To do. Repeat the entries below exactly as they appear, with no pictures.

Figure data in JSON:
┌────────

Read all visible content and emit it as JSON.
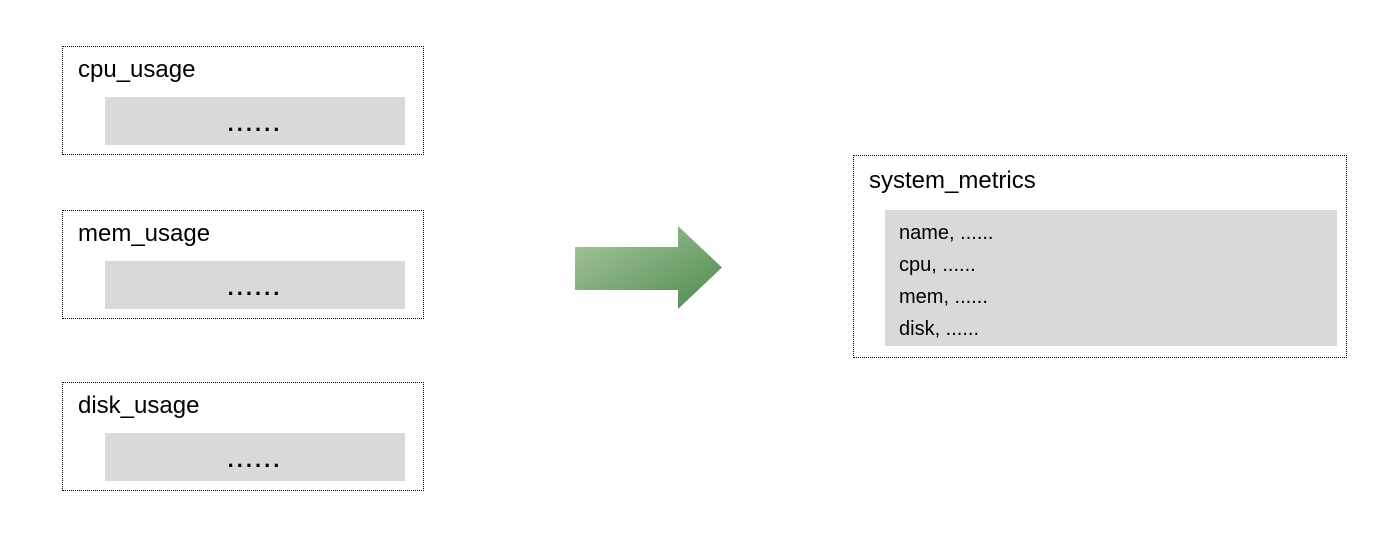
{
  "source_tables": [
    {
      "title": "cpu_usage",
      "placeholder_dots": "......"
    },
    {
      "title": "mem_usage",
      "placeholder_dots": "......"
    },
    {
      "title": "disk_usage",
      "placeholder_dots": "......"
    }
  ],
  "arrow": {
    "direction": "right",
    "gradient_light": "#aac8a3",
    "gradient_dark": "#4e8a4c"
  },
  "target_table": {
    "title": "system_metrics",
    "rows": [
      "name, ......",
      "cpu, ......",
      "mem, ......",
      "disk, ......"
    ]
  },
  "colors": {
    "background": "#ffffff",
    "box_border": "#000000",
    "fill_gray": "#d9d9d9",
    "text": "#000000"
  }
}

└────────

Response to this exercise.
Read all visible content and emit it as JSON.
{
  "source_tables": [
    {
      "title": "cpu_usage",
      "placeholder_dots": "......"
    },
    {
      "title": "mem_usage",
      "placeholder_dots": "......"
    },
    {
      "title": "disk_usage",
      "placeholder_dots": "......"
    }
  ],
  "arrow": {
    "direction": "right",
    "gradient_light": "#aac8a3",
    "gradient_dark": "#4e8a4c"
  },
  "target_table": {
    "title": "system_metrics",
    "rows": [
      "name, ......",
      "cpu, ......",
      "mem, ......",
      "disk, ......"
    ]
  },
  "colors": {
    "background": "#ffffff",
    "box_border": "#000000",
    "fill_gray": "#d9d9d9",
    "text": "#000000"
  }
}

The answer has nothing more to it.